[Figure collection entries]
######

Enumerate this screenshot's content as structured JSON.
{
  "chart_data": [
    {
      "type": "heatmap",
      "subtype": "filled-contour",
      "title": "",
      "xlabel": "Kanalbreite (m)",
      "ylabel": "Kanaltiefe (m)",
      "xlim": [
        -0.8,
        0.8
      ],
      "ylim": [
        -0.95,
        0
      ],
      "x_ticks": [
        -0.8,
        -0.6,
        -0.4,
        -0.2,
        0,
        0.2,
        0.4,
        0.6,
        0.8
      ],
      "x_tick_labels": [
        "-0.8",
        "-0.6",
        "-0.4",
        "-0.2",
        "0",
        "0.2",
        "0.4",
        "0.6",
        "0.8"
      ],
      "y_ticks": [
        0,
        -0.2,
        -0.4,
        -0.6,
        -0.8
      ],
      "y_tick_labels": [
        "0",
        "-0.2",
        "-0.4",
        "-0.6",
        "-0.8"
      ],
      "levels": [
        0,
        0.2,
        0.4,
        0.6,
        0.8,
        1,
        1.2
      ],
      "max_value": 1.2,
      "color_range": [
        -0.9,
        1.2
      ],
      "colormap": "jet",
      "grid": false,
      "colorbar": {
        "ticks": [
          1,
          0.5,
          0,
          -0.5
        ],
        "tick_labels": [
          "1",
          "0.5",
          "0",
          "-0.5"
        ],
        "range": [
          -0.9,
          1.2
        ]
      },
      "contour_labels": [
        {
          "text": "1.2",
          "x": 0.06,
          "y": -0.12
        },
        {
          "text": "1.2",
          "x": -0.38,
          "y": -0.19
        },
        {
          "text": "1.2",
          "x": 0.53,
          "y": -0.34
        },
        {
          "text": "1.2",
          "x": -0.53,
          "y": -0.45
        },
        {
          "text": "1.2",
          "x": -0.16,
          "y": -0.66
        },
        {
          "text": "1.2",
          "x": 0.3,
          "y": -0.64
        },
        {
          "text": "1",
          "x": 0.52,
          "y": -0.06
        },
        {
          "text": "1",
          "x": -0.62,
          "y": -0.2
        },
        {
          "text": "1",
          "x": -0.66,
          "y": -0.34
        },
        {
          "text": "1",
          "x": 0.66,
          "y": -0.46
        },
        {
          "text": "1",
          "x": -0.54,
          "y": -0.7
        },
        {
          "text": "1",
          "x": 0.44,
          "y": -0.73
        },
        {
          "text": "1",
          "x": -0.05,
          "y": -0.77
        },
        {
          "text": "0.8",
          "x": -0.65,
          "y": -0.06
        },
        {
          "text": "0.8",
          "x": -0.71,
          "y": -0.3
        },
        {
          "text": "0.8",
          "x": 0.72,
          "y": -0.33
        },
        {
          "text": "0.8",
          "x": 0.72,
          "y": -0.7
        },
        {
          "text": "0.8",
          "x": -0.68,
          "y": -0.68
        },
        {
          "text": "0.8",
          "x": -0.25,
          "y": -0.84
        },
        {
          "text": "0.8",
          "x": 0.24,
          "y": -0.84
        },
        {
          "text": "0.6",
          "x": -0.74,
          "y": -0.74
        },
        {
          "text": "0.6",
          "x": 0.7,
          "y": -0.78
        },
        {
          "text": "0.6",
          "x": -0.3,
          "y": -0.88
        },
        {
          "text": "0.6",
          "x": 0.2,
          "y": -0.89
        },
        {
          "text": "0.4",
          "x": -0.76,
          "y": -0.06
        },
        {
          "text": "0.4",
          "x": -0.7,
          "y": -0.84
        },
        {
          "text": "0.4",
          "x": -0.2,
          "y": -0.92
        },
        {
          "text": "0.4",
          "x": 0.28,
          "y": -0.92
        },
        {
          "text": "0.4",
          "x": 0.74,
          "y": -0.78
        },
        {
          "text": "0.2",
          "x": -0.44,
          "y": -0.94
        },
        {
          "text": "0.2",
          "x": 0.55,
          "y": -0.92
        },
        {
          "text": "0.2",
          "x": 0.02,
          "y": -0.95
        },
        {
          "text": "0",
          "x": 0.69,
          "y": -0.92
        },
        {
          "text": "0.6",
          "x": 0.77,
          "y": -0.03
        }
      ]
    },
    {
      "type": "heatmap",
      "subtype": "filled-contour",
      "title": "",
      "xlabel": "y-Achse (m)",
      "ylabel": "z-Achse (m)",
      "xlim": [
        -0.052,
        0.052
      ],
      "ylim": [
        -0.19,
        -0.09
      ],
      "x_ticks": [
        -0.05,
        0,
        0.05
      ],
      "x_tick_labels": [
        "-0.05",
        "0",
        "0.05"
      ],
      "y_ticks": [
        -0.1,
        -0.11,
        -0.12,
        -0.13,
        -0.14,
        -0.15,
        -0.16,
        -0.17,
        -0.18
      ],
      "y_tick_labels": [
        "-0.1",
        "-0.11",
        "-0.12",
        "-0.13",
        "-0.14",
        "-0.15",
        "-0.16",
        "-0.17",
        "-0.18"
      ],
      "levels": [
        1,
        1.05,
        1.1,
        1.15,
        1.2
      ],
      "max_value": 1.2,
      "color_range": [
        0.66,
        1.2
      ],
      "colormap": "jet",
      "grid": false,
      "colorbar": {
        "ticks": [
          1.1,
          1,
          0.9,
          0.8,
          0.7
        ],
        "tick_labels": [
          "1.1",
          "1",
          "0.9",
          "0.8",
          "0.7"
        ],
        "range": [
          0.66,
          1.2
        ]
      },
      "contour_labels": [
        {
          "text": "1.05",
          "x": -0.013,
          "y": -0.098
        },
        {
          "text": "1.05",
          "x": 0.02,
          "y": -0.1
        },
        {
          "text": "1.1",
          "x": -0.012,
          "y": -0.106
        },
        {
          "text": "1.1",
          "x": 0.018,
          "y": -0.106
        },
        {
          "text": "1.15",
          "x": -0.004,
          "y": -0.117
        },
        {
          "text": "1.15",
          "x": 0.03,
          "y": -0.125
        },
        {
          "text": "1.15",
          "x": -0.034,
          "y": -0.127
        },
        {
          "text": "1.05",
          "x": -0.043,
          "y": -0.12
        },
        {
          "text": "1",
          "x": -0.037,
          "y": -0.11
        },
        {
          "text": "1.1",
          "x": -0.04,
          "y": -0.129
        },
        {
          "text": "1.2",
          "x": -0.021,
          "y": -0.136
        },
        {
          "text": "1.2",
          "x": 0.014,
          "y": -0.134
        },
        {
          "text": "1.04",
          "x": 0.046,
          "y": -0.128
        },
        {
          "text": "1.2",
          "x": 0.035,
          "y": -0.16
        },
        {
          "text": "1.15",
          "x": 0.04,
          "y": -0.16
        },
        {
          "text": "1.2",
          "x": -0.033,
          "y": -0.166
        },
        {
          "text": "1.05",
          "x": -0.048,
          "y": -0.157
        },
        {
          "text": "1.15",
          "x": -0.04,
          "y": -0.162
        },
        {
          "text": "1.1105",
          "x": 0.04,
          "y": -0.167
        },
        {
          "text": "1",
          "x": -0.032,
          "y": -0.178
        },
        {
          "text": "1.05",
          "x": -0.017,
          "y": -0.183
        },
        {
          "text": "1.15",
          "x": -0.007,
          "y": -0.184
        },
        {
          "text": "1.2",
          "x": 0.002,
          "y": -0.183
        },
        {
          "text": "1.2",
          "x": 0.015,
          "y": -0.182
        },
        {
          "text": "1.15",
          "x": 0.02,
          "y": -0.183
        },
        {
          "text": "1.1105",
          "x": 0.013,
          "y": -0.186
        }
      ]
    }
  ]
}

######

• _Task directions_:
Each record above should be output again exactly.

• _Final result_:
Enumerate this screenshot's content as structured JSON.
{
  "chart_data": [
    {
      "type": "heatmap",
      "subtype": "filled-contour",
      "title": "",
      "xlabel": "Kanalbreite (m)",
      "ylabel": "Kanaltiefe (m)",
      "xlim": [
        -0.8,
        0.8
      ],
      "ylim": [
        -0.95,
        0
      ],
      "x_ticks": [
        -0.8,
        -0.6,
        -0.4,
        -0.2,
        0,
        0.2,
        0.4,
        0.6,
        0.8
      ],
      "x_tick_labels": [
        "-0.8",
        "-0.6",
        "-0.4",
        "-0.2",
        "0",
        "0.2",
        "0.4",
        "0.6",
        "0.8"
      ],
      "y_ticks": [
        0,
        -0.2,
        -0.4,
        -0.6,
        -0.8
      ],
      "y_tick_labels": [
        "0",
        "-0.2",
        "-0.4",
        "-0.6",
        "-0.8"
      ],
      "levels": [
        0,
        0.2,
        0.4,
        0.6,
        0.8,
        1,
        1.2
      ],
      "max_value": 1.2,
      "color_range": [
        -0.9,
        1.2
      ],
      "colormap": "jet",
      "grid": false,
      "colorbar": {
        "ticks": [
          1,
          0.5,
          0,
          -0.5
        ],
        "tick_labels": [
          "1",
          "0.5",
          "0",
          "-0.5"
        ],
        "range": [
          -0.9,
          1.2
        ]
      },
      "contour_labels": [
        {
          "text": "1.2",
          "x": 0.06,
          "y": -0.12
        },
        {
          "text": "1.2",
          "x": -0.38,
          "y": -0.19
        },
        {
          "text": "1.2",
          "x": 0.53,
          "y": -0.34
        },
        {
          "text": "1.2",
          "x": -0.53,
          "y": -0.45
        },
        {
          "text": "1.2",
          "x": -0.16,
          "y": -0.66
        },
        {
          "text": "1.2",
          "x": 0.3,
          "y": -0.64
        },
        {
          "text": "1",
          "x": 0.52,
          "y": -0.06
        },
        {
          "text": "1",
          "x": -0.62,
          "y": -0.2
        },
        {
          "text": "1",
          "x": -0.66,
          "y": -0.34
        },
        {
          "text": "1",
          "x": 0.66,
          "y": -0.46
        },
        {
          "text": "1",
          "x": -0.54,
          "y": -0.7
        },
        {
          "text": "1",
          "x": 0.44,
          "y": -0.73
        },
        {
          "text": "1",
          "x": -0.05,
          "y": -0.77
        },
        {
          "text": "0.8",
          "x": -0.65,
          "y": -0.06
        },
        {
          "text": "0.8",
          "x": -0.71,
          "y": -0.3
        },
        {
          "text": "0.8",
          "x": 0.72,
          "y": -0.33
        },
        {
          "text": "0.8",
          "x": 0.72,
          "y": -0.7
        },
        {
          "text": "0.8",
          "x": -0.68,
          "y": -0.68
        },
        {
          "text": "0.8",
          "x": -0.25,
          "y": -0.84
        },
        {
          "text": "0.8",
          "x": 0.24,
          "y": -0.84
        },
        {
          "text": "0.6",
          "x": -0.74,
          "y": -0.74
        },
        {
          "text": "0.6",
          "x": 0.7,
          "y": -0.78
        },
        {
          "text": "0.6",
          "x": -0.3,
          "y": -0.88
        },
        {
          "text": "0.6",
          "x": 0.2,
          "y": -0.89
        },
        {
          "text": "0.4",
          "x": -0.76,
          "y": -0.06
        },
        {
          "text": "0.4",
          "x": -0.7,
          "y": -0.84
        },
        {
          "text": "0.4",
          "x": -0.2,
          "y": -0.92
        },
        {
          "text": "0.4",
          "x": 0.28,
          "y": -0.92
        },
        {
          "text": "0.4",
          "x": 0.74,
          "y": -0.78
        },
        {
          "text": "0.2",
          "x": -0.44,
          "y": -0.94
        },
        {
          "text": "0.2",
          "x": 0.55,
          "y": -0.92
        },
        {
          "text": "0.2",
          "x": 0.02,
          "y": -0.95
        },
        {
          "text": "0",
          "x": 0.69,
          "y": -0.92
        },
        {
          "text": "0.6",
          "x": 0.77,
          "y": -0.03
        }
      ]
    },
    {
      "type": "heatmap",
      "subtype": "filled-contour",
      "title": "",
      "xlabel": "y-Achse (m)",
      "ylabel": "z-Achse (m)",
      "xlim": [
        -0.052,
        0.052
      ],
      "ylim": [
        -0.19,
        -0.09
      ],
      "x_ticks": [
        -0.05,
        0,
        0.05
      ],
      "x_tick_labels": [
        "-0.05",
        "0",
        "0.05"
      ],
      "y_ticks": [
        -0.1,
        -0.11,
        -0.12,
        -0.13,
        -0.14,
        -0.15,
        -0.16,
        -0.17,
        -0.18
      ],
      "y_tick_labels": [
        "-0.1",
        "-0.11",
        "-0.12",
        "-0.13",
        "-0.14",
        "-0.15",
        "-0.16",
        "-0.17",
        "-0.18"
      ],
      "levels": [
        1,
        1.05,
        1.1,
        1.15,
        1.2
      ],
      "max_value": 1.2,
      "color_range": [
        0.66,
        1.2
      ],
      "colormap": "jet",
      "grid": false,
      "colorbar": {
        "ticks": [
          1.1,
          1,
          0.9,
          0.8,
          0.7
        ],
        "tick_labels": [
          "1.1",
          "1",
          "0.9",
          "0.8",
          "0.7"
        ],
        "range": [
          0.66,
          1.2
        ]
      },
      "contour_labels": [
        {
          "text": "1.05",
          "x": -0.013,
          "y": -0.098
        },
        {
          "text": "1.05",
          "x": 0.02,
          "y": -0.1
        },
        {
          "text": "1.1",
          "x": -0.012,
          "y": -0.106
        },
        {
          "text": "1.1",
          "x": 0.018,
          "y": -0.106
        },
        {
          "text": "1.15",
          "x": -0.004,
          "y": -0.117
        },
        {
          "text": "1.15",
          "x": 0.03,
          "y": -0.125
        },
        {
          "text": "1.15",
          "x": -0.034,
          "y": -0.127
        },
        {
          "text": "1.05",
          "x": -0.043,
          "y": -0.12
        },
        {
          "text": "1",
          "x": -0.037,
          "y": -0.11
        },
        {
          "text": "1.1",
          "x": -0.04,
          "y": -0.129
        },
        {
          "text": "1.2",
          "x": -0.021,
          "y": -0.136
        },
        {
          "text": "1.2",
          "x": 0.014,
          "y": -0.134
        },
        {
          "text": "1.04",
          "x": 0.046,
          "y": -0.128
        },
        {
          "text": "1.2",
          "x": 0.035,
          "y": -0.16
        },
        {
          "text": "1.15",
          "x": 0.04,
          "y": -0.16
        },
        {
          "text": "1.2",
          "x": -0.033,
          "y": -0.166
        },
        {
          "text": "1.05",
          "x": -0.048,
          "y": -0.157
        },
        {
          "text": "1.15",
          "x": -0.04,
          "y": -0.162
        },
        {
          "text": "1.1105",
          "x": 0.04,
          "y": -0.167
        },
        {
          "text": "1",
          "x": -0.032,
          "y": -0.178
        },
        {
          "text": "1.05",
          "x": -0.017,
          "y": -0.183
        },
        {
          "text": "1.15",
          "x": -0.007,
          "y": -0.184
        },
        {
          "text": "1.2",
          "x": 0.002,
          "y": -0.183
        },
        {
          "text": "1.2",
          "x": 0.015,
          "y": -0.182
        },
        {
          "text": "1.15",
          "x": 0.02,
          "y": -0.183
        },
        {
          "text": "1.1105",
          "x": 0.013,
          "y": -0.186
        }
      ]
    }
  ]
}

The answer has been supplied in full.